→ **SET PROBLEM**: Extract all lines that hold the string "Migration".

#### RECORD EXCERPTS

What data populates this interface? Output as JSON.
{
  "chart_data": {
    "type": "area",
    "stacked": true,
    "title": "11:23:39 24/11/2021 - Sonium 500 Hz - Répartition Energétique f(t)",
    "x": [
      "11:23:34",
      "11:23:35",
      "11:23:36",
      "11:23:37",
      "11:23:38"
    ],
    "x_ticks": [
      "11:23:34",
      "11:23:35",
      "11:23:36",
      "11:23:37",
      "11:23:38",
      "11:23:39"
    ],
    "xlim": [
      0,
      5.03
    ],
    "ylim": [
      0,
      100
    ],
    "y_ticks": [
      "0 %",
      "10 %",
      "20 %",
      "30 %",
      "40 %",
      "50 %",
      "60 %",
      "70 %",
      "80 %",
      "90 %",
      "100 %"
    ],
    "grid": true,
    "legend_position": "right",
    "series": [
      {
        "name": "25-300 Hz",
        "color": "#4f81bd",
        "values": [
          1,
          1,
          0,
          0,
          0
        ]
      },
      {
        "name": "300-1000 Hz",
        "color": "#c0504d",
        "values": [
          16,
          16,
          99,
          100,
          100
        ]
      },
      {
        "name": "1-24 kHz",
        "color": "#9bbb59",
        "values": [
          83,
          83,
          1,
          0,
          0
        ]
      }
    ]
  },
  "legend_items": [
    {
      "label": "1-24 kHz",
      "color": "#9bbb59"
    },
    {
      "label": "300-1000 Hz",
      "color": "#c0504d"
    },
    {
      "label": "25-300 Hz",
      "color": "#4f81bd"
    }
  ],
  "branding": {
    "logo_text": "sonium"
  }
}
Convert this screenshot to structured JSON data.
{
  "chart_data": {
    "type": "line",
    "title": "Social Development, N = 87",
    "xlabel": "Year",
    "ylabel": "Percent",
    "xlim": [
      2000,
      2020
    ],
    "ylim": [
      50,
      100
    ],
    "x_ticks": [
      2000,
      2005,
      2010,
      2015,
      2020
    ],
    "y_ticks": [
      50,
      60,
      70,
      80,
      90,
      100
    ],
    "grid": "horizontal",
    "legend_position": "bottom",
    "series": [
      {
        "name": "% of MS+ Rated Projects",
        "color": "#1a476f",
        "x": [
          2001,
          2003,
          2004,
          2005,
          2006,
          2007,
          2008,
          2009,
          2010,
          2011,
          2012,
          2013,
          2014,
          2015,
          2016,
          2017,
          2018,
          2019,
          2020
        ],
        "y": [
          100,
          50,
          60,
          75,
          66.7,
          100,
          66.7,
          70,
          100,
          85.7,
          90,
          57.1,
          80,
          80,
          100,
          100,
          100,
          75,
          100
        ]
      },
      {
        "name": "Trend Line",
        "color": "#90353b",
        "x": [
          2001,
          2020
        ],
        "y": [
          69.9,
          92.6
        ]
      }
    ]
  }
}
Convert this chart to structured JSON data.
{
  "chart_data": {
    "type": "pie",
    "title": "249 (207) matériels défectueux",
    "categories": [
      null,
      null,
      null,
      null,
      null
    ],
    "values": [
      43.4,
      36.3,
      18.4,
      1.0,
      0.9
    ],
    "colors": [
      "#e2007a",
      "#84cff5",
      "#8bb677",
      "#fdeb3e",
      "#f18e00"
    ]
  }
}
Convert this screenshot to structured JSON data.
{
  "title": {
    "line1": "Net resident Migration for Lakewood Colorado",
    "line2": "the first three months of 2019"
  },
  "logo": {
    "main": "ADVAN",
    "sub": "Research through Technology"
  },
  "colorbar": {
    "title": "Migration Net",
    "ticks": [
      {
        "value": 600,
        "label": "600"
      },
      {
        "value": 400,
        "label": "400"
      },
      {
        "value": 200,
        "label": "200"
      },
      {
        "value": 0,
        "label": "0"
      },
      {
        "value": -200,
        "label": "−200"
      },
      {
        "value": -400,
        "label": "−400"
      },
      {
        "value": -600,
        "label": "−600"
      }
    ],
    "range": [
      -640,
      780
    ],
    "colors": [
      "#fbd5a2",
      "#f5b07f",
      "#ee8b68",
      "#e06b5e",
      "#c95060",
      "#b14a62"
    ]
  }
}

########

→ **RESULT BELOW**:
    "line1": "Net resident Migration for Lakewood Colorado",
    "title": "Migration Net",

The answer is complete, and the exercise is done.